** start Items **

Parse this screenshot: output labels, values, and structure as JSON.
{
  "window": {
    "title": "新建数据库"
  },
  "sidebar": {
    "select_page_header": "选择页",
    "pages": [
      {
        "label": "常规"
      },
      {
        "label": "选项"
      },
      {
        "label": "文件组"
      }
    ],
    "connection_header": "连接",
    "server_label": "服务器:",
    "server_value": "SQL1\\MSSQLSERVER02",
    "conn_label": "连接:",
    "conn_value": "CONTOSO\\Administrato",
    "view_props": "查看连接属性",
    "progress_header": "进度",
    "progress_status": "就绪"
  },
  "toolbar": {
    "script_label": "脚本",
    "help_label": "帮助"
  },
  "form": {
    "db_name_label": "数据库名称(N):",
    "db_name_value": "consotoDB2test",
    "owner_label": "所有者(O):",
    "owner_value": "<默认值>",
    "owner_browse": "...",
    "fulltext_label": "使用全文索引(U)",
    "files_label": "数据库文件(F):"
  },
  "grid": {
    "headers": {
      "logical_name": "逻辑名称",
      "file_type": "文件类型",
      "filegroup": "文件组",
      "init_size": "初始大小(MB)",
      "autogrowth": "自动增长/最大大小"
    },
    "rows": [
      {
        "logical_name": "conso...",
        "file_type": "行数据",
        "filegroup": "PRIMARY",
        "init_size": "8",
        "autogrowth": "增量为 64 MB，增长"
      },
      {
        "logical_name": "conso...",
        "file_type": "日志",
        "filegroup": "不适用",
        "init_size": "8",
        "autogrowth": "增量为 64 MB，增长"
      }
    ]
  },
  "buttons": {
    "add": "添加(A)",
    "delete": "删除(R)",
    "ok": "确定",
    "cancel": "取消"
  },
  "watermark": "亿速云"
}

** end Items **

Print the whole listing exactly as it is.

Correct output:
Parse this screenshot: output labels, values, and structure as JSON.
{
  "window": {
    "title": "新建数据库"
  },
  "sidebar": {
    "select_page_header": "选择页",
    "pages": [
      {
        "label": "常规"
      },
      {
        "label": "选项"
      },
      {
        "label": "文件组"
      }
    ],
    "connection_header": "连接",
    "server_label": "服务器:",
    "server_value": "SQL1\\MSSQLSERVER02",
    "conn_label": "连接:",
    "conn_value": "CONTOSO\\Administrato",
    "view_props": "查看连接属性",
    "progress_header": "进度",
    "progress_status": "就绪"
  },
  "toolbar": {
    "script_label": "脚本",
    "help_label": "帮助"
  },
  "form": {
    "db_name_label": "数据库名称(N):",
    "db_name_value": "consotoDB2test",
    "owner_label": "所有者(O):",
    "owner_value": "<默认值>",
    "owner_browse": "...",
    "fulltext_label": "使用全文索引(U)",
    "files_label": "数据库文件(F):"
  },
  "grid": {
    "headers": {
      "logical_name": "逻辑名称",
      "file_type": "文件类型",
      "filegroup": "文件组",
      "init_size": "初始大小(MB)",
      "autogrowth": "自动增长/最大大小"
    },
    "rows": [
      {
        "logical_name": "conso...",
        "file_type": "行数据",
        "filegroup": "PRIMARY",
        "init_size": "8",
        "autogrowth": "增量为 64 MB，增长"
      },
      {
        "logical_name": "conso...",
        "file_type": "日志",
        "filegroup": "不适用",
        "init_size": "8",
        "autogrowth": "增量为 64 MB，增长"
      }
    ]
  },
  "buttons": {
    "add": "添加(A)",
    "delete": "删除(R)",
    "ok": "确定",
    "cancel": "取消"
  },
  "watermark": "亿速云"
}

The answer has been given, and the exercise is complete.